Task objective » Copy every line of the data that includes the string "ΜΑΪΟΥ".

══ Provided information

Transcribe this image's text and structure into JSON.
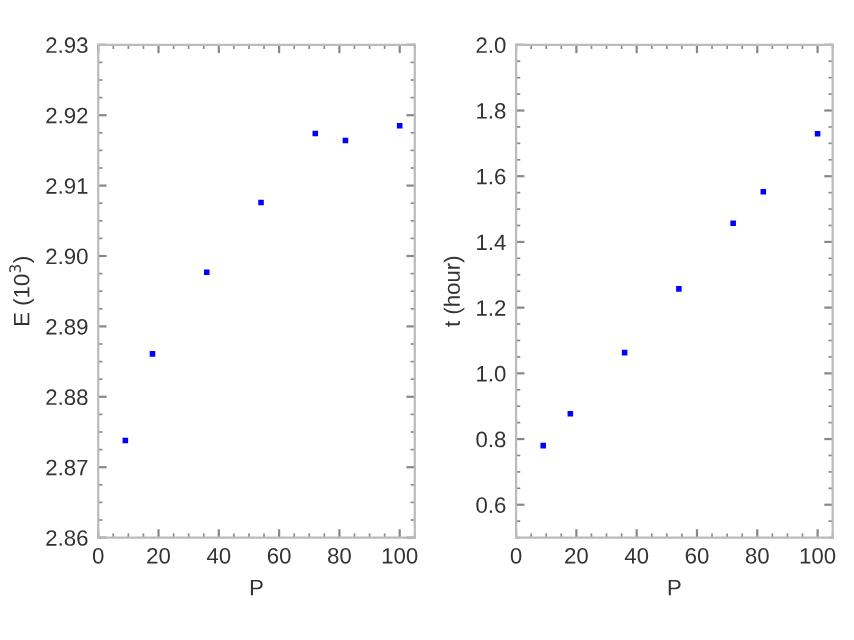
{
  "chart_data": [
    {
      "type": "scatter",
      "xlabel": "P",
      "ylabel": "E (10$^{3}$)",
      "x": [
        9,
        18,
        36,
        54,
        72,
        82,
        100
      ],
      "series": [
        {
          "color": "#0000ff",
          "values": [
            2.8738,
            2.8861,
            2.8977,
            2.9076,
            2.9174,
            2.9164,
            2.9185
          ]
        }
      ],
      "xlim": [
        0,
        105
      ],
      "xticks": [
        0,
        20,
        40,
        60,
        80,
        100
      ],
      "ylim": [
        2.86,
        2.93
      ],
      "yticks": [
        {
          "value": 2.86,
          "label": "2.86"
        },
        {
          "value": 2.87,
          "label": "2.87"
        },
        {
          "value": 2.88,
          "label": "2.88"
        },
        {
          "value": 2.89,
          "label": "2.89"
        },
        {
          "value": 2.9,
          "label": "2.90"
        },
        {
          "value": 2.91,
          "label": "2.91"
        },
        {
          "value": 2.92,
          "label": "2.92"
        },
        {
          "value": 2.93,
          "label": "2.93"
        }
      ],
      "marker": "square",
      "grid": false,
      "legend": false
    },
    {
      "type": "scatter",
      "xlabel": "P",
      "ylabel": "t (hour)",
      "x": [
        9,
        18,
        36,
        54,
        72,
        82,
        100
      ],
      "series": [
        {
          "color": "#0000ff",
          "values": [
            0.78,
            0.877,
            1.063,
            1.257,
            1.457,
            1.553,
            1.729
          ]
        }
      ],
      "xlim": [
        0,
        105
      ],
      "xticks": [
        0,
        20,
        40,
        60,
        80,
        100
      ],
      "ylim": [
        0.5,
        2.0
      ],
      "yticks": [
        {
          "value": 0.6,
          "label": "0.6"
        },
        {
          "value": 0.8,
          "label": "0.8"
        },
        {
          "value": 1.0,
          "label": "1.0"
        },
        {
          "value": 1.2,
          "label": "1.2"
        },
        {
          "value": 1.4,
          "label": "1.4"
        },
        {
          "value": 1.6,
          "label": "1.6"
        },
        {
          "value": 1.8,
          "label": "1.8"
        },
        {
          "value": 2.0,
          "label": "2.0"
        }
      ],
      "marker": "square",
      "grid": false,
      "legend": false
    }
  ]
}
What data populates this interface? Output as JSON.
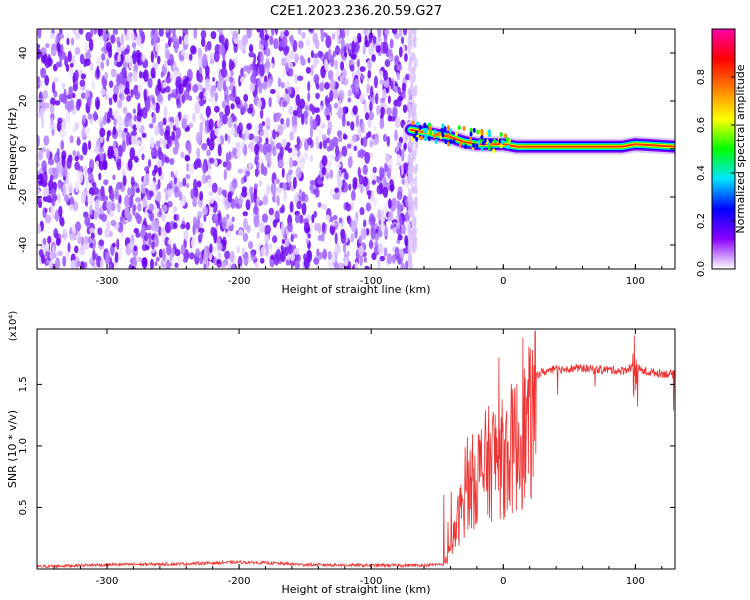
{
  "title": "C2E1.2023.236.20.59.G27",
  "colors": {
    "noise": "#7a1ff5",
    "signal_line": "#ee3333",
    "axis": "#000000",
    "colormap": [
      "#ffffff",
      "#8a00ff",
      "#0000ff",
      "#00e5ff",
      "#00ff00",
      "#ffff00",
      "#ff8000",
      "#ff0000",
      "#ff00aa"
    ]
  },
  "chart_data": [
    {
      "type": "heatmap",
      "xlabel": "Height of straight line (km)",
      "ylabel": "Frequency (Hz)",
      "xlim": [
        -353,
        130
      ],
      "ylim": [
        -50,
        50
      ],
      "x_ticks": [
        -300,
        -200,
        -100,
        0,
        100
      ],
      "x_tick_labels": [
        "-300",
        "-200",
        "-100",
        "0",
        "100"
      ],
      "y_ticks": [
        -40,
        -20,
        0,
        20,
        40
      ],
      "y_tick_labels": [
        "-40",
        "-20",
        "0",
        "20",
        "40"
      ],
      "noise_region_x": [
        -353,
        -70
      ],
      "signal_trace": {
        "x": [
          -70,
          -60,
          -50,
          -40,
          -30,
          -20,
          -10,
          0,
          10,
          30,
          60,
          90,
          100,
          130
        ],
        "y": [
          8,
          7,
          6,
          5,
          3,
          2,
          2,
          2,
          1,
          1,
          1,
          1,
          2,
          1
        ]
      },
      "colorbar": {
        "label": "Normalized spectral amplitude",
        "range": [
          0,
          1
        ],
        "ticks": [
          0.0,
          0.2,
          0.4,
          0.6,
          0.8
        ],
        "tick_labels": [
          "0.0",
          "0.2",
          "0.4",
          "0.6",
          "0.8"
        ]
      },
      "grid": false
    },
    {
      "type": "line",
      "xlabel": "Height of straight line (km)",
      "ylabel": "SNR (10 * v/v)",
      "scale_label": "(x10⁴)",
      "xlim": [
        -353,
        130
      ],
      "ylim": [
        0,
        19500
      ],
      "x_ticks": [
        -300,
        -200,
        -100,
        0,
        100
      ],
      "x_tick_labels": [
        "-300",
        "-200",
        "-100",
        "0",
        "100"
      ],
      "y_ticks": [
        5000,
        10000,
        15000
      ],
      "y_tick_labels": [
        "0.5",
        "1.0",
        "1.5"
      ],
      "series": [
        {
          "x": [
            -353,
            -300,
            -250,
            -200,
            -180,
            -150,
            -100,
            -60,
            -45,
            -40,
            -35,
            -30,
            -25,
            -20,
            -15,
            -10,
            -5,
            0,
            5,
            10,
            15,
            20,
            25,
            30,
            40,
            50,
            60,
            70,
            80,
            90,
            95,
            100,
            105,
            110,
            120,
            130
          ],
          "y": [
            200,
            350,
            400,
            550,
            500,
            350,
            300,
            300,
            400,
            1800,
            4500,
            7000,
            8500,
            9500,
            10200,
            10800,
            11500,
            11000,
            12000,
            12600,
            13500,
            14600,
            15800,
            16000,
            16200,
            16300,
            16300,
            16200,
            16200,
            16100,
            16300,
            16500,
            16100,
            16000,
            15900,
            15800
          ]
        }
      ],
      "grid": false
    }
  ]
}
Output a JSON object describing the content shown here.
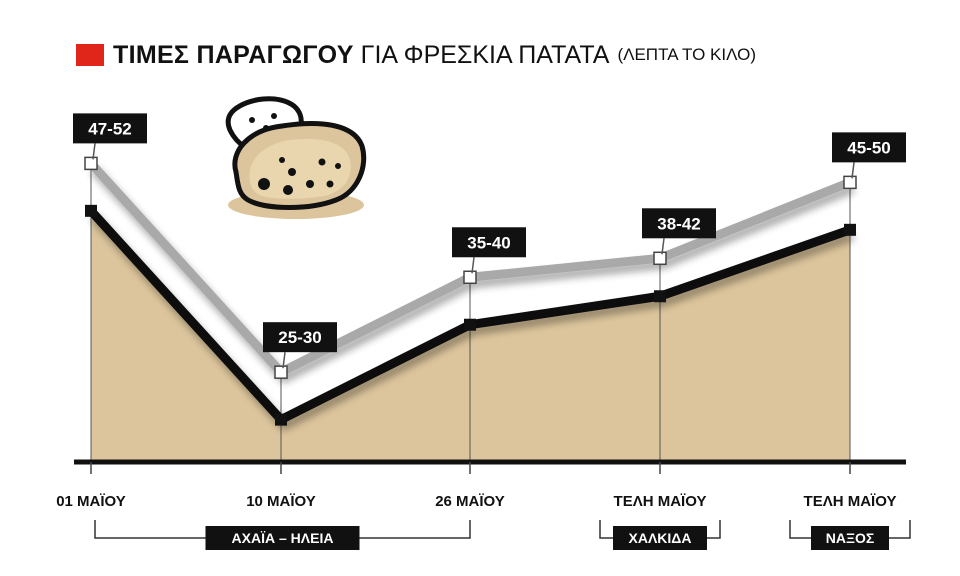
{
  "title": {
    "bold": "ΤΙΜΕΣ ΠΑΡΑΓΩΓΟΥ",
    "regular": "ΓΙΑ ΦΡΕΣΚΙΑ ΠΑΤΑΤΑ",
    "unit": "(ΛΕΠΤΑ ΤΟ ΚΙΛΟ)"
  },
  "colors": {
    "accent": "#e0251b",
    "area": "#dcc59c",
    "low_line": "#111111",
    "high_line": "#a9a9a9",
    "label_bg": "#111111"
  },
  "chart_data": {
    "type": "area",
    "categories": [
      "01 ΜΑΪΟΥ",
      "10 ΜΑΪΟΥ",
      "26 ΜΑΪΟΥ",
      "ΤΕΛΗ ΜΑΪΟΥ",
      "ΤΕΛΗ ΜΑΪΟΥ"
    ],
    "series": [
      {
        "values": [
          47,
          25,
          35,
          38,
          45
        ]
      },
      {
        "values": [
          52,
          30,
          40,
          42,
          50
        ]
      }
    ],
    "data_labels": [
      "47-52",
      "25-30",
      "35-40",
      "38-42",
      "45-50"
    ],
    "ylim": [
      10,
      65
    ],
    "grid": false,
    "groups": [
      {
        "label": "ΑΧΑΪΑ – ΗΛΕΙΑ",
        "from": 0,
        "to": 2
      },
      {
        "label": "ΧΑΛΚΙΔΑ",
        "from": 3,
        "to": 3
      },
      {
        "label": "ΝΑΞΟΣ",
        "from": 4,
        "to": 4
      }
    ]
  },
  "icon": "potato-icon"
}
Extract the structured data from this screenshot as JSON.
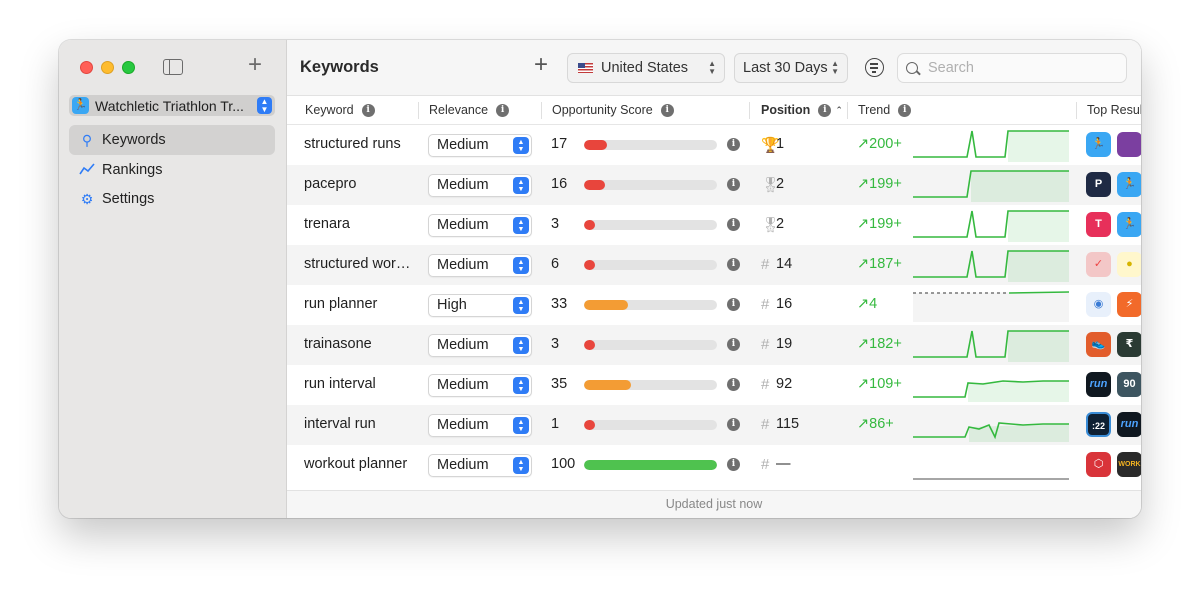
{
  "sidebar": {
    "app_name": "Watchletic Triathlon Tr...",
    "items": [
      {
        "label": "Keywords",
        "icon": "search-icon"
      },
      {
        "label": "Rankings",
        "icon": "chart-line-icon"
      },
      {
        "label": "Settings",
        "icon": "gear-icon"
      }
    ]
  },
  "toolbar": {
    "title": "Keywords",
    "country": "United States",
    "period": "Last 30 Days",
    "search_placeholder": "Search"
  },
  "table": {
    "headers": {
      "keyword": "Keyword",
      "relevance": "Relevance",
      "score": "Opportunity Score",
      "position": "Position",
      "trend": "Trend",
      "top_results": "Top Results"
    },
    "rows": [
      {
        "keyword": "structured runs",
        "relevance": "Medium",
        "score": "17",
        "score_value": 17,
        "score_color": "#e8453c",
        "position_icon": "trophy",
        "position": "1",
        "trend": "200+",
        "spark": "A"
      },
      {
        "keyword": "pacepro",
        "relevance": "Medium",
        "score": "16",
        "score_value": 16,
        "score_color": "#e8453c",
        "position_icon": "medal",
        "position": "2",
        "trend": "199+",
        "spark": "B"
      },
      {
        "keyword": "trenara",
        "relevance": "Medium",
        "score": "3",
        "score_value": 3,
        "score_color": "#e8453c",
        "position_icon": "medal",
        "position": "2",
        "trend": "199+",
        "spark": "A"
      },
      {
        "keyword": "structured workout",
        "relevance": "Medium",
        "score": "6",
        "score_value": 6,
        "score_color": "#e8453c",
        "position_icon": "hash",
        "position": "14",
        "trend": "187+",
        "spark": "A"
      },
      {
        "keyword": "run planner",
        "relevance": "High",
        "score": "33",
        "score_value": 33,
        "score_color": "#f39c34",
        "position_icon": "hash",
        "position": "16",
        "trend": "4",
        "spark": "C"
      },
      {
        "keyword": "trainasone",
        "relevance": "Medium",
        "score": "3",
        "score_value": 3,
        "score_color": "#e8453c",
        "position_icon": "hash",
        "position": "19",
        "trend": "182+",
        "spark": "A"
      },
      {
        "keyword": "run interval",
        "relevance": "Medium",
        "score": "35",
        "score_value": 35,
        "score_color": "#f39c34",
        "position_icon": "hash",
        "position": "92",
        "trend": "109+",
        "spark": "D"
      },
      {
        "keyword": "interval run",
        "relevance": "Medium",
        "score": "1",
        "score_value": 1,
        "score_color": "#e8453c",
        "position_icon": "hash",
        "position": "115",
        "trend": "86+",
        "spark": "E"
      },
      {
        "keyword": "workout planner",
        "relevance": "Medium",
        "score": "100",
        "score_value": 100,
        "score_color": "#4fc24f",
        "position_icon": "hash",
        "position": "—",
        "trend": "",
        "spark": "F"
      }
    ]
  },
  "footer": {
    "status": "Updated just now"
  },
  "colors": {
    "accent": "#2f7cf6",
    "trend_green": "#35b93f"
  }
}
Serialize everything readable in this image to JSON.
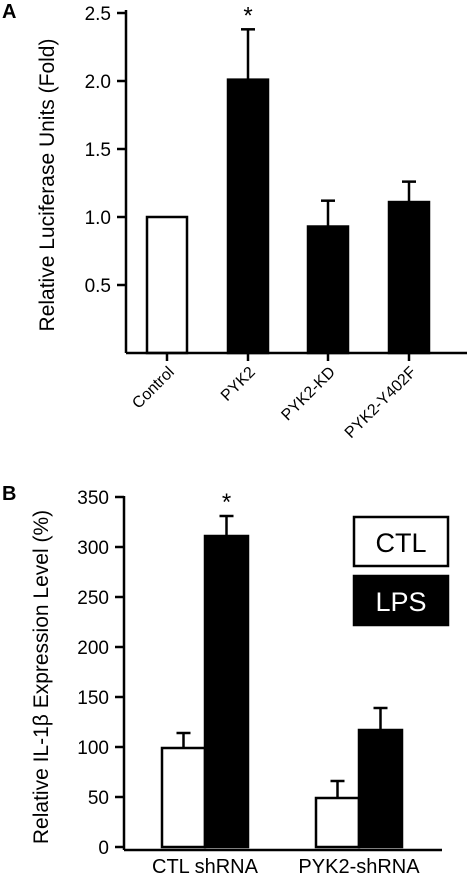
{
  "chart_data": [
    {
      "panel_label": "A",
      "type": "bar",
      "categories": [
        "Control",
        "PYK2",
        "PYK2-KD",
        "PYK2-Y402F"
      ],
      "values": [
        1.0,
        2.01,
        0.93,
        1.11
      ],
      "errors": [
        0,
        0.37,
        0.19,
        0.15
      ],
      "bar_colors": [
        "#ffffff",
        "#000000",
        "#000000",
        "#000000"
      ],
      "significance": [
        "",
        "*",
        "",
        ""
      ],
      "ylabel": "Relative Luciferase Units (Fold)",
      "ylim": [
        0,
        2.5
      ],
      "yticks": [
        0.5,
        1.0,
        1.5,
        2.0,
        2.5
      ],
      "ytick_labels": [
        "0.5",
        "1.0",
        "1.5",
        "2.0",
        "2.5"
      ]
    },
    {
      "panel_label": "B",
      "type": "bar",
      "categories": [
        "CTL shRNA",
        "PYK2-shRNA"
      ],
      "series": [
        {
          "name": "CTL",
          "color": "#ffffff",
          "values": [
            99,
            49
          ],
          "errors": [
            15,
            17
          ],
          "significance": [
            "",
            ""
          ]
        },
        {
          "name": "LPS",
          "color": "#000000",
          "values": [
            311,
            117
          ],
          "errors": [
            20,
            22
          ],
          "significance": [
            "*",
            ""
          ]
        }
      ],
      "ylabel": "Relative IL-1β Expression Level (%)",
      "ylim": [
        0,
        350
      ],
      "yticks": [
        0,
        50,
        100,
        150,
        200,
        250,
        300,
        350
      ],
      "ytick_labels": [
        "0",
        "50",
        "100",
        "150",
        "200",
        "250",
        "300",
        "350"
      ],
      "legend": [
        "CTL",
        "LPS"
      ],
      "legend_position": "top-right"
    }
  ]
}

════

Correct answer »
      "01 ΜΑΪΟΥ",
      "10 ΜΑΪΟΥ",
      "26 ΜΑΪΟΥ",
      "ΤΕΛΗ ΜΑΪΟΥ",
      "ΤΕΛΗ ΜΑΪΟΥ"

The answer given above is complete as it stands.